BEGIN
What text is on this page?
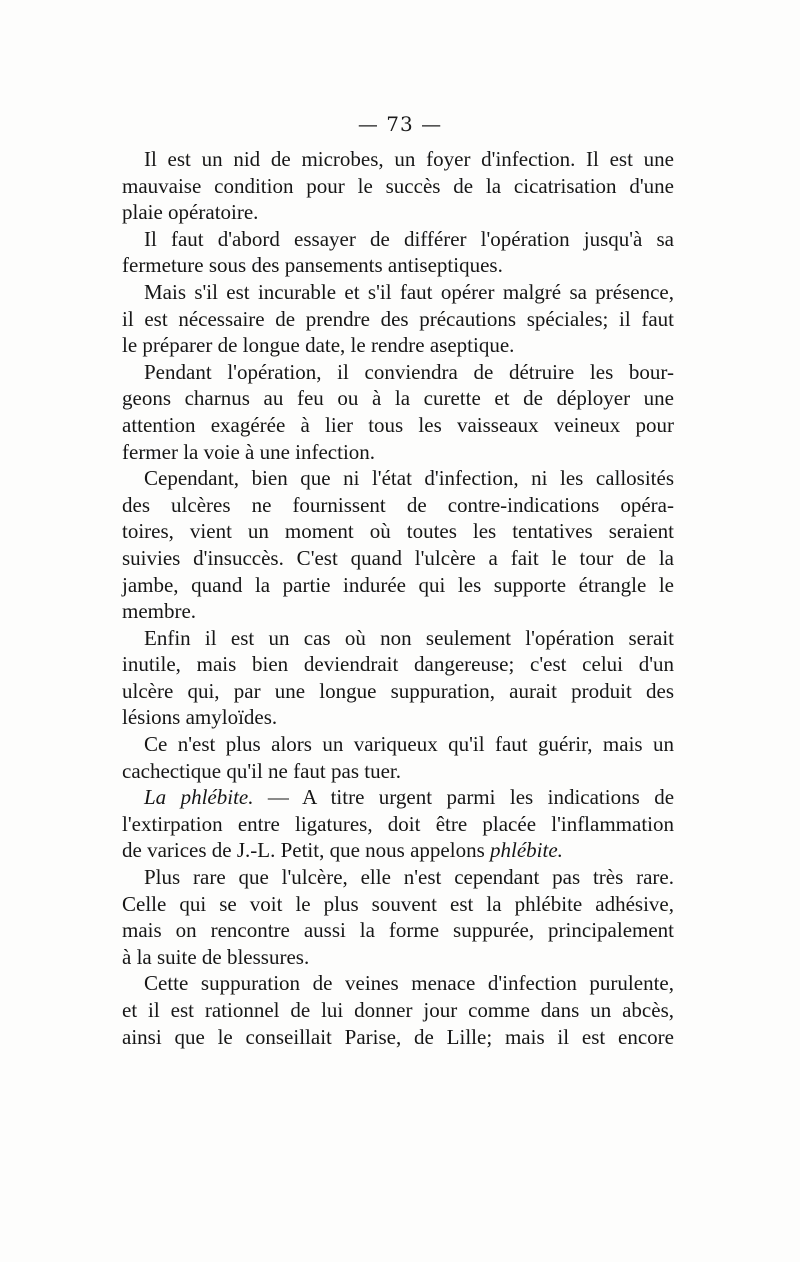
— 73 —
Il est un nid de microbes, un foyer d'infection. Il est une
mauvaise condition pour le succès de la cicatrisation d'une
plaie opératoire.
Il faut d'abord essayer de différer l'opération jusqu'à sa
fermeture sous des pansements antiseptiques.
Mais s'il est incurable et s'il faut opérer malgré sa présence,
il est nécessaire de prendre des précautions spéciales; il faut
le préparer de longue date, le rendre aseptique.
Pendant l'opération, il conviendra de détruire les bour-
geons charnus au feu ou à la curette et de déployer une
attention exagérée à lier tous les vaisseaux veineux pour
fermer la voie à une infection.
Cependant, bien que ni l'état d'infection, ni les callosités
des ulcères ne fournissent de contre-indications opéra-
toires, vient un moment où toutes les tentatives seraient
suivies d'insuccès. C'est quand l'ulcère a fait le tour de la
jambe, quand la partie indurée qui les supporte étrangle le
membre.
Enfin il est un cas où non seulement l'opération serait
inutile, mais bien deviendrait dangereuse; c'est celui d'un
ulcère qui, par une longue suppuration, aurait produit des
lésions amyloïdes.
Ce n'est plus alors un variqueux qu'il faut guérir, mais un
cachectique qu'il ne faut pas tuer.
La phlébite. — A titre urgent parmi les indications de
l'extirpation entre ligatures, doit être placée l'inflammation
de varices de J.-L. Petit, que nous appelons phlébite.
Plus rare que l'ulcère, elle n'est cependant pas très rare.
Celle qui se voit le plus souvent est la phlébite adhésive,
mais on rencontre aussi la forme suppurée, principalement
à la suite de blessures.
Cette suppuration de veines menace d'infection purulente,
et il est rationnel de lui donner jour comme dans un abcès,
ainsi que le conseillait Parise, de Lille; mais il est encore
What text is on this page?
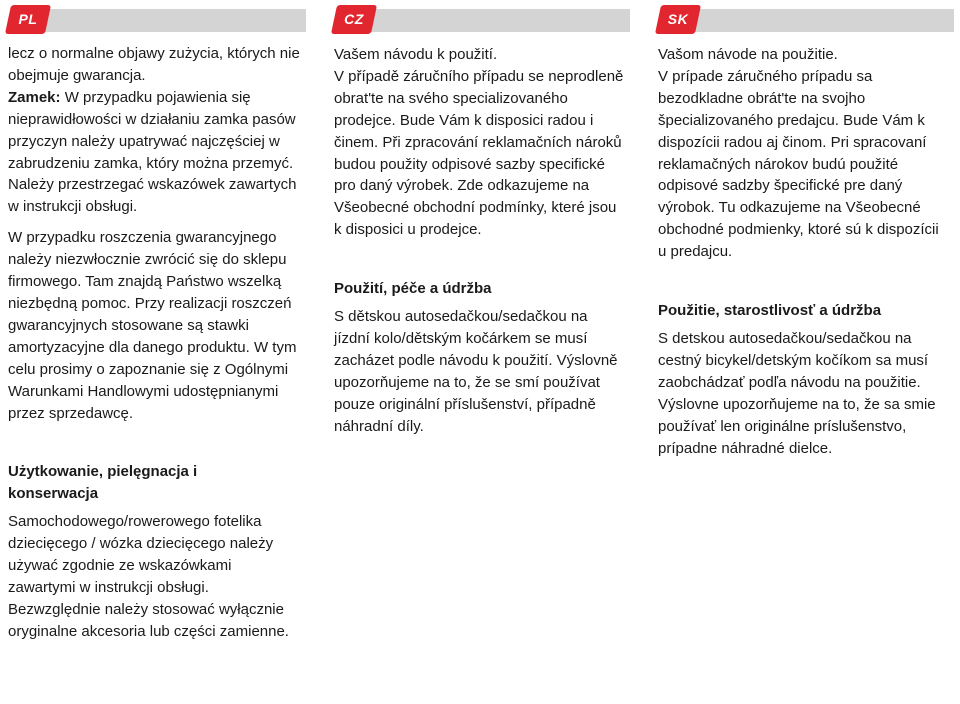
PL

lecz o normalne objawy zużycia, których nie obejmuje gwarancja.

Zamek: W przypadku pojawienia się nieprawidłowości w działaniu zamka pasów przyczyn należy upatrywać najczęściej w zabrudzeniu zamka, który można przemyć. Należy przestrzegać wskazówek zawartych w instrukcji obsługi.

W przypadku roszczenia gwarancyjnego należy niezwłocznie zwrócić się do sklepu firmowego. Tam znajdą Państwo wszelką niezbędną pomoc. Przy realizacji roszczeń gwarancyjnych stosowane są stawki amortyzacyjne dla danego produktu. W tym celu prosimy o zapoznanie się z Ogólnymi Warunkami Handlowymi udostępnianymi przez sprzedawcę.

Użytkowanie, pielęgnacja i konserwacja

Samochodowego/rowerowego fotelika dziecięcego / wózka dziecięcego należy używać zgodnie ze wskazówkami zawartymi w instrukcji obsługi. Bezwzględnie należy stosować wyłącznie oryginalne akcesoria lub części zamienne.

CZ

Vašem návodu k použití.

V případě záručního případu se neprodleně obrat'te na svého specializovaného prodejce. Bude Vám k disposici radou i činem. Při zpracování reklamačních nároků budou použity odpisové sazby specifické pro daný výrobek. Zde odkazujeme na Všeobecné obchodní podmínky, které jsou k disposici u prodejce.

Použití, péče a údržba

S dětskou autosedačkou/sedačkou na jízdní kolo/dětským kočárkem se musí zacházet podle návodu k použití. Výslovně upozorňujeme na to, že se smí používat pouze originální příslušenství, případně náhradní díly.

SK

Vašom návode na použitie.

V prípade záručného prípadu sa bezodkladne obrát'te na svojho špecializovaného predajcu. Bude Vám k dispozícii radou aj činom. Pri spracovaní reklamačných nárokov budú použité odpisové sadzby špecifické pre daný výrobok. Tu odkazujeme na Všeobecné obchodné podmienky, ktoré sú k dispozícii u predajcu.

Použitie, starostlivosť a údržba

S detskou autosedačkou/sedačkou na cestný bicykel/detským kočíkom sa musí zaobchádzať podľa návodu na použitie. Výslovne upozorňujeme na to, že sa smie používať len originálne príslušenstvo, prípadne náhradné dielce.
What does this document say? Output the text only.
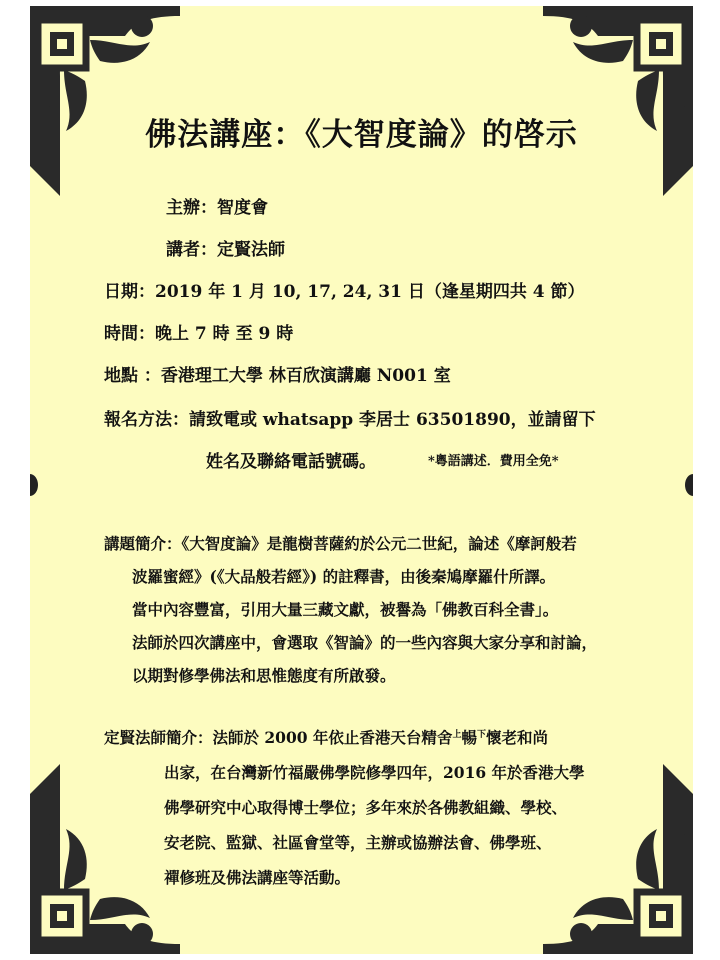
佛法講座：《大智度論》的啓示
主辦：智度會
講者：定賢法師
日期：2019 年 1 月 10, 17, 24, 31 日（逢星期四共 4 節）
時間：晚上 7 時 至 9 時
地點 ：香港理工大學 林百欣演講廳 N001 室
報名方法：請致電或 whatsapp 李居士 63501890，並請留下
姓名及聯絡電話號碼。	*粵語講述．費用全免*
講題簡介：《大智度論》是龍樹菩薩約於公元二世紀，論述《摩訶般若
波羅蜜經》(《大品般若經》) 的註釋書，由後秦鳩摩羅什所譯。
當中內容豐富，引用大量三藏文獻，被譽為「佛教百科全書」。
法師於四次講座中，會選取《智論》的一些內容與大家分享和討論，
以期對修學佛法和思惟態度有所啟發。
定賢法師簡介：法師於 2000 年依止香港天台精舍$^上$暢$^下$懷老和尚
出家，在台灣新竹福嚴佛學院修學四年，2016 年於香港大學
佛學研究中心取得博士學位；多年來於各佛教組織、學校、
安老院、監獄、社區會堂等，主辦或協辦法會、佛學班、
禪修班及佛法講座等活動。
END
**What is being asked**
Return every line holding the word "opération" from the records.

**Full response**
Il faut d'abord essayer de différer l'opération jusqu'à sa
Pendant l'opération, il conviendra de détruire les bour-
Enfin il est un cas où non seulement l'opération serait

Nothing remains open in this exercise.